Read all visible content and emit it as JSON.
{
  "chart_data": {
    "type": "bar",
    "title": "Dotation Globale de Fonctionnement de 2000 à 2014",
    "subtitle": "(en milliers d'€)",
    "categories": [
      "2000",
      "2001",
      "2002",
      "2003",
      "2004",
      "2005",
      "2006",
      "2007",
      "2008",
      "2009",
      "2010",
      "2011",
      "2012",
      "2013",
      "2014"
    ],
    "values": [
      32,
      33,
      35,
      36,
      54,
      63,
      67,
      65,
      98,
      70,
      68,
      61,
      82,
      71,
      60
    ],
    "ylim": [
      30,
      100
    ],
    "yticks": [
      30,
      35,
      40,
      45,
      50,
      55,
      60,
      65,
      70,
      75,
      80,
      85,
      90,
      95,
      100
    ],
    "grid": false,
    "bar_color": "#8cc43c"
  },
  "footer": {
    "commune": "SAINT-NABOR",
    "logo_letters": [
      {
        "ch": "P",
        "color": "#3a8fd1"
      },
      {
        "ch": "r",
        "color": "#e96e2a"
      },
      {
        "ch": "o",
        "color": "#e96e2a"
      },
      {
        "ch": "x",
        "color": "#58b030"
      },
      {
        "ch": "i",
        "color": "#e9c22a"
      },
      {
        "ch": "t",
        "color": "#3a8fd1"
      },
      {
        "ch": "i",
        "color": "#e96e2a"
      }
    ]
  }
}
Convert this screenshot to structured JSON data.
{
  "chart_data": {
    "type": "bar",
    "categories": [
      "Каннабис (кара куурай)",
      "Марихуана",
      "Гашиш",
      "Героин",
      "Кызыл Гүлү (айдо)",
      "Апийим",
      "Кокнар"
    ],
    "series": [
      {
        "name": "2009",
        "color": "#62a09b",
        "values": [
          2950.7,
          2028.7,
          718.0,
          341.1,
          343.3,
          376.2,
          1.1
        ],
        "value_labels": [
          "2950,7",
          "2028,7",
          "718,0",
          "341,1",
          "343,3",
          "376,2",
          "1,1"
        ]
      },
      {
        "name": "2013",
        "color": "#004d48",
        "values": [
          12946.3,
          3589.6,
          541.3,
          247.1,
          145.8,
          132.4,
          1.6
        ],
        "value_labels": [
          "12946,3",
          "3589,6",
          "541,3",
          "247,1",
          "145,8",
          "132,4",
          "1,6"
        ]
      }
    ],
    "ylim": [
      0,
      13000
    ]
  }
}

...

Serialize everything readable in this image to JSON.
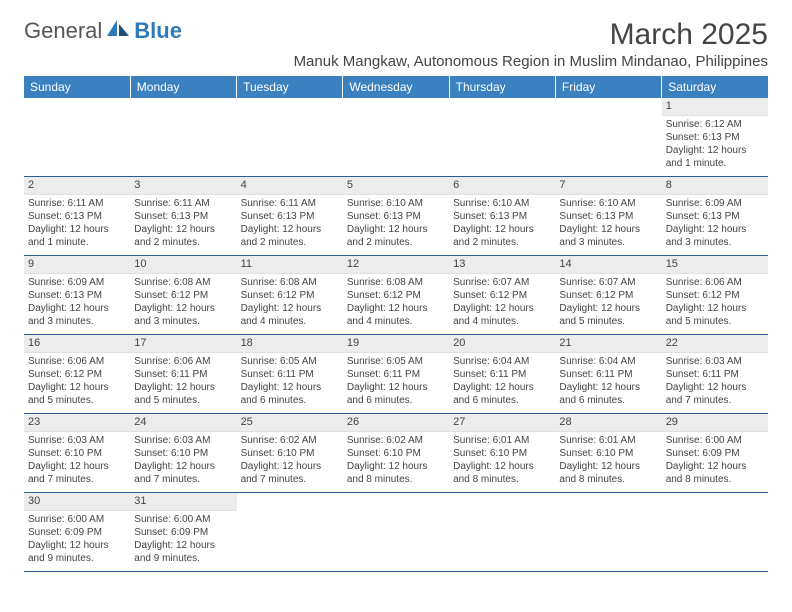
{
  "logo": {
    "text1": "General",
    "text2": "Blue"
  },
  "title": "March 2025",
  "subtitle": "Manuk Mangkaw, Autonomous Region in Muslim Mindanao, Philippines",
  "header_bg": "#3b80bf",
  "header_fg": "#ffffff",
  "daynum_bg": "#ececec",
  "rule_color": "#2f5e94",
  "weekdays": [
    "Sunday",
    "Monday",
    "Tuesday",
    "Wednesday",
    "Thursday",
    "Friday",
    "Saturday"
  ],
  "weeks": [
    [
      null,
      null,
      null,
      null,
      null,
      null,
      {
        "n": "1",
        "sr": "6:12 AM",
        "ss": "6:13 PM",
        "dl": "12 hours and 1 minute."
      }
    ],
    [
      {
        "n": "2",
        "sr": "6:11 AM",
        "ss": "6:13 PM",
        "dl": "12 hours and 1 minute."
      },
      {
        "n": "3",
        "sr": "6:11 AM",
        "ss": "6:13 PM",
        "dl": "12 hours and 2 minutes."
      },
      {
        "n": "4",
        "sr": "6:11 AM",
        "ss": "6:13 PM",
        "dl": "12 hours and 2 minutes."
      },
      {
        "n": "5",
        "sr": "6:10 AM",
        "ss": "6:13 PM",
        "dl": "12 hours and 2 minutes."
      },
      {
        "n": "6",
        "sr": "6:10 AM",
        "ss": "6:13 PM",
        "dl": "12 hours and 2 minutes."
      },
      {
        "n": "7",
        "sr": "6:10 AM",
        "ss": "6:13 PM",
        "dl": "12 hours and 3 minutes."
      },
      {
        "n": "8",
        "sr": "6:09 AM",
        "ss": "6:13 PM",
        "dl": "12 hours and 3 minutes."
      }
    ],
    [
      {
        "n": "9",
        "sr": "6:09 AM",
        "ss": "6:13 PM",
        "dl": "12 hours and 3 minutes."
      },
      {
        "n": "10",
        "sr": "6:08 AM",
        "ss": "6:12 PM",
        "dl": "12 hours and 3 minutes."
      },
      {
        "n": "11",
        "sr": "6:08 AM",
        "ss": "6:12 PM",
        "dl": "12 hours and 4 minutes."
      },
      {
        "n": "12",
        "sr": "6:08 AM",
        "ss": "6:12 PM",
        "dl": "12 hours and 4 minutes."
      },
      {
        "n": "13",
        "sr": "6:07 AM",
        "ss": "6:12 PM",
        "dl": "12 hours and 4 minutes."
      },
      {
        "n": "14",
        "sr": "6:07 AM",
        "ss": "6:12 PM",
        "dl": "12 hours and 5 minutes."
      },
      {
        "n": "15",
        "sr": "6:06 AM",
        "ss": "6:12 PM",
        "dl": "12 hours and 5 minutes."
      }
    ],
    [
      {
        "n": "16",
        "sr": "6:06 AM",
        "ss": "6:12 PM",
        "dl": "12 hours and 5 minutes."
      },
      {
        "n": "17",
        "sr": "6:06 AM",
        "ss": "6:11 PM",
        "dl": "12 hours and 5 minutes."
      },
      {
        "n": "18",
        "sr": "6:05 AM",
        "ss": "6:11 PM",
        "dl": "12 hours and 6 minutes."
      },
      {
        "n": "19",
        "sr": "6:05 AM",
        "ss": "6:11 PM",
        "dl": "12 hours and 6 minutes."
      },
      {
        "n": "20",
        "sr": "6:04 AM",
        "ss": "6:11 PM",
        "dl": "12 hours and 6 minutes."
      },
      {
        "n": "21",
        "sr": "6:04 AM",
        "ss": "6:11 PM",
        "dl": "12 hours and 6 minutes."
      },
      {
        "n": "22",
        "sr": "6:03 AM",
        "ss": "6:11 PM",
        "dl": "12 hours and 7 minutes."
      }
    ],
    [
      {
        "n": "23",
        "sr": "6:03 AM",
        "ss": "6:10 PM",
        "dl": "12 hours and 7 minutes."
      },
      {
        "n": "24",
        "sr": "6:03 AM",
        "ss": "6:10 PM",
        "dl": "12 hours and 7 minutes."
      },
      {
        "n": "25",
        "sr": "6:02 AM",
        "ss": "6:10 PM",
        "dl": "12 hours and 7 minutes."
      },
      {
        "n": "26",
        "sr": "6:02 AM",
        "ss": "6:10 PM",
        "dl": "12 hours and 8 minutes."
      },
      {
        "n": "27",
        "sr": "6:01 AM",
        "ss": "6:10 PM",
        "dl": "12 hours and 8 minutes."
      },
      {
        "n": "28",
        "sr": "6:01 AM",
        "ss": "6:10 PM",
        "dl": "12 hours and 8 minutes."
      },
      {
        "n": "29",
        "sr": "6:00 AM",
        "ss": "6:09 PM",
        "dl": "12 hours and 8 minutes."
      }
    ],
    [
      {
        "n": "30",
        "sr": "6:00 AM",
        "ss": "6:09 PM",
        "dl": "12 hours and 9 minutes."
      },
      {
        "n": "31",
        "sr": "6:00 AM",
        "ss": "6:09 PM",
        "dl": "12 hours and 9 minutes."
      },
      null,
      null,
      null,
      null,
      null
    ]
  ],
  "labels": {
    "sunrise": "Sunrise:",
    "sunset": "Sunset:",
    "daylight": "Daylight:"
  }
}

- [The task]: Read the entries and show each line that mentions "this".

- [Reply]:
Convert this screenshot to structured JSON data.
Serialize everything readable in this image to JSON.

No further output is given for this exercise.